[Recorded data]
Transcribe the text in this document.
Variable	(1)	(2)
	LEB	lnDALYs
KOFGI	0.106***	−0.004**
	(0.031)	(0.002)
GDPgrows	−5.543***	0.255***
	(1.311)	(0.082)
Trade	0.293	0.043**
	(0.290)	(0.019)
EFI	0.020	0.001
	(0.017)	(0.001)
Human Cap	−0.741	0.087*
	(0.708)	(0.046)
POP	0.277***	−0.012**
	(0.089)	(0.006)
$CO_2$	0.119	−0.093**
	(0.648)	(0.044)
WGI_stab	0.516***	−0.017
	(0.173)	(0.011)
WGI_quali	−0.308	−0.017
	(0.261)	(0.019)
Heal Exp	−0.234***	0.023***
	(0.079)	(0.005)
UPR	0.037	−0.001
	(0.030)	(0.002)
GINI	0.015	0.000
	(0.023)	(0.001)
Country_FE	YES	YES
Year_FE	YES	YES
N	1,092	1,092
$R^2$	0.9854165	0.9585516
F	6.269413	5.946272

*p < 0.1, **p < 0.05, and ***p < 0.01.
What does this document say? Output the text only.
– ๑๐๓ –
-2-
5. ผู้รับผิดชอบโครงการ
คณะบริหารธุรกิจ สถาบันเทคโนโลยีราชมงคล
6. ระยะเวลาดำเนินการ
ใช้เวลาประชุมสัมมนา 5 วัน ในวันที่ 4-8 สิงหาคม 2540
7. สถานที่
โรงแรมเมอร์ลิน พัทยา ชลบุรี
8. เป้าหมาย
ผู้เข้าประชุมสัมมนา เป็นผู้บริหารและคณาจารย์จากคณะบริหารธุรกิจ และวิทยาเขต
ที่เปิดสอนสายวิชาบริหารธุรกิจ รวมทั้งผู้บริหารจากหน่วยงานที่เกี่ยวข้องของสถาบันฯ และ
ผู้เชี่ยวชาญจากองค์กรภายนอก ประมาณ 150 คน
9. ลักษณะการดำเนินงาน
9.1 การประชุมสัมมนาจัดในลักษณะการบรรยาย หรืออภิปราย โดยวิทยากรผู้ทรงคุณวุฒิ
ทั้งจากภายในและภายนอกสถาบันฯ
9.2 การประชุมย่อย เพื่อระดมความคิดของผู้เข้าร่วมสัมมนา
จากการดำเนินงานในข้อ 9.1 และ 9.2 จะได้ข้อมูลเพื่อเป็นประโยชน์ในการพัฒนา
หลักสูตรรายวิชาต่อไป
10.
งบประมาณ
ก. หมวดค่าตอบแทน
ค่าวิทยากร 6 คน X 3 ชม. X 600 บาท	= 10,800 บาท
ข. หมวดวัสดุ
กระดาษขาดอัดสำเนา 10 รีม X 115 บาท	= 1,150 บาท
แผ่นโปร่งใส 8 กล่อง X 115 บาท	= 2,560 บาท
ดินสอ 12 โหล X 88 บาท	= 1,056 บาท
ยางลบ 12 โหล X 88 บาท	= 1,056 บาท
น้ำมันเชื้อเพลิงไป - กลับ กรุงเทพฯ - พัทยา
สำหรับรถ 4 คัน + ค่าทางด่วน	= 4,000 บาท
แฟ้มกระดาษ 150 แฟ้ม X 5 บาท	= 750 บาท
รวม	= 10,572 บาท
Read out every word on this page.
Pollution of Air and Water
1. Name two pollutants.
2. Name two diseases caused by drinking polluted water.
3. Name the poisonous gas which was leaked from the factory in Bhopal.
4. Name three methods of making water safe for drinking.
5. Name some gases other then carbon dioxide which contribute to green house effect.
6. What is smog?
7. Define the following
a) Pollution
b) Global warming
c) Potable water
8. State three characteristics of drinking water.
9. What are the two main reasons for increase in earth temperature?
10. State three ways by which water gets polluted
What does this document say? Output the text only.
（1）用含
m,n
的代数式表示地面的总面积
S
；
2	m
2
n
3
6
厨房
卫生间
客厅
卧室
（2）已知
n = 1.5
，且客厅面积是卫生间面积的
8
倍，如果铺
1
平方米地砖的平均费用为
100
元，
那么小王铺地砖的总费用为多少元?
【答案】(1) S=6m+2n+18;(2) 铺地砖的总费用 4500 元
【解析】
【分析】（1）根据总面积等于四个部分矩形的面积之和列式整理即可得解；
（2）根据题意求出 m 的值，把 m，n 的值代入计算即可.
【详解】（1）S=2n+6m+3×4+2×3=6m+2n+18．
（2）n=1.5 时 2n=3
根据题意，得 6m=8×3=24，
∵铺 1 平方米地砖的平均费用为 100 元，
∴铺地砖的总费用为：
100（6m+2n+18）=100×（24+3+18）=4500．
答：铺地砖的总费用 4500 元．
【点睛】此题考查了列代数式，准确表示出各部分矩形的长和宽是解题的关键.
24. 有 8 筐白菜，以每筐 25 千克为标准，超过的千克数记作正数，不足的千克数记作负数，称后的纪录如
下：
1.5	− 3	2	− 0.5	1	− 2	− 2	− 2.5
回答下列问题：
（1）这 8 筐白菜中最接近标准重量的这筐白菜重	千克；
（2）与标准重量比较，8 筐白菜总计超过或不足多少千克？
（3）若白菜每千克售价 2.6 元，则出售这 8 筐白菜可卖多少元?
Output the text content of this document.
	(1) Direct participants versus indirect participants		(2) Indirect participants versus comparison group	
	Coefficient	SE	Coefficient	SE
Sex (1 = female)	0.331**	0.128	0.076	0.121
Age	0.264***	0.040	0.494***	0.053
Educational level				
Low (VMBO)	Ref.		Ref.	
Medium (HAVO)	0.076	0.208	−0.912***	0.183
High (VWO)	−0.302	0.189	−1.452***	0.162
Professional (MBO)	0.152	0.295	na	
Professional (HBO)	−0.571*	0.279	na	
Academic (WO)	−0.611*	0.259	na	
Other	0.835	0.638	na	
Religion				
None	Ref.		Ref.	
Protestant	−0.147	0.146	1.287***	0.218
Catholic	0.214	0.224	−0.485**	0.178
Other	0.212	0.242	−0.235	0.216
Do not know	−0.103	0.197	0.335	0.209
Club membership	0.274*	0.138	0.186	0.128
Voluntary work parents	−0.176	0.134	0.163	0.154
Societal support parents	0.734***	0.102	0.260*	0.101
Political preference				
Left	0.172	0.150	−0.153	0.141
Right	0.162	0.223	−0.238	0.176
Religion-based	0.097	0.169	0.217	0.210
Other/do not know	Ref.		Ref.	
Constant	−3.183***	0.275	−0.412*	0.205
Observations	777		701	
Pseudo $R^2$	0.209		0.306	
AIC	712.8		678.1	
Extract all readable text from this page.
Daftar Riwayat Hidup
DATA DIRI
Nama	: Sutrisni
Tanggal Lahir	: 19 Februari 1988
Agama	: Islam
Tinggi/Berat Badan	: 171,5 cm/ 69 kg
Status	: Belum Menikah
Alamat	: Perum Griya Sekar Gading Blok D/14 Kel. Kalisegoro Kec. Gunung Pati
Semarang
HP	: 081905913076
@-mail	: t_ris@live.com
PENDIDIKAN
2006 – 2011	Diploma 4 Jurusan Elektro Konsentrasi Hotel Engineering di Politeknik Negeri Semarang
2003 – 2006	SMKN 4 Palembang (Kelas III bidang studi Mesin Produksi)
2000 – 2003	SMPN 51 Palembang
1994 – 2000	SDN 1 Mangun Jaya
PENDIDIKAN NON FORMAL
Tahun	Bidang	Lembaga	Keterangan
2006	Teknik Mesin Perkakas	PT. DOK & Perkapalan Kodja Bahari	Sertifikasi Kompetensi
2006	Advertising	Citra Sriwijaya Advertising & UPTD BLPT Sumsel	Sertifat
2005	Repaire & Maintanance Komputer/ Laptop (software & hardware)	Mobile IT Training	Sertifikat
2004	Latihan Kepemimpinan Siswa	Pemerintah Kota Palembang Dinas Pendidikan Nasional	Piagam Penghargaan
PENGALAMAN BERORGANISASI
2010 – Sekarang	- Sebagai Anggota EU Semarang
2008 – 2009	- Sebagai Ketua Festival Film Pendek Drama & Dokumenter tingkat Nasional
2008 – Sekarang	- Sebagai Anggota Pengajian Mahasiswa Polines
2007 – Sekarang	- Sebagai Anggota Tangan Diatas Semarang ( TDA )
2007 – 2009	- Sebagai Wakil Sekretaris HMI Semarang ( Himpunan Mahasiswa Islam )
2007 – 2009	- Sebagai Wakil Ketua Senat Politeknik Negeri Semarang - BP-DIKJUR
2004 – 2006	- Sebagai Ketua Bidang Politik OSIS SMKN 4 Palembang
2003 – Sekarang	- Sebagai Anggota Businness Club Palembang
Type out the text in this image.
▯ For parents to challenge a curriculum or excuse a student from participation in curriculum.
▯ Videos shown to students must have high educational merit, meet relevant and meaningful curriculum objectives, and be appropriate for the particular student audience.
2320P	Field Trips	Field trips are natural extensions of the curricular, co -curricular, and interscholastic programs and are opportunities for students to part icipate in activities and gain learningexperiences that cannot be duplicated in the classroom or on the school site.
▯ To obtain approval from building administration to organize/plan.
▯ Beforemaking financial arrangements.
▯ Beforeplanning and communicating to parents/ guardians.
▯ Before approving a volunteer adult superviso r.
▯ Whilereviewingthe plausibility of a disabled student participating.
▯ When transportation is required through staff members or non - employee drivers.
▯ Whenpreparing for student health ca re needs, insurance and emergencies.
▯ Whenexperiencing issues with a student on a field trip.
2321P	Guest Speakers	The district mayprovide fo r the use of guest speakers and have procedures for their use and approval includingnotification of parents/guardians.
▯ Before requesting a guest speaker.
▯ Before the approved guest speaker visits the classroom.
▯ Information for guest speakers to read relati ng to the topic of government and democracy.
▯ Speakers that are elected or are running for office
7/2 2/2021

**Task goal**: Locate the lines above that hold the word "approval". Show every one of them.

**Problem solution**:
▯ To obtain approval from building administration to organize/plan.
2321P	Guest Speakers	The district mayprovide fo r the use of guest speakers and have procedures for their use and approval includingnotification of parents/guardians.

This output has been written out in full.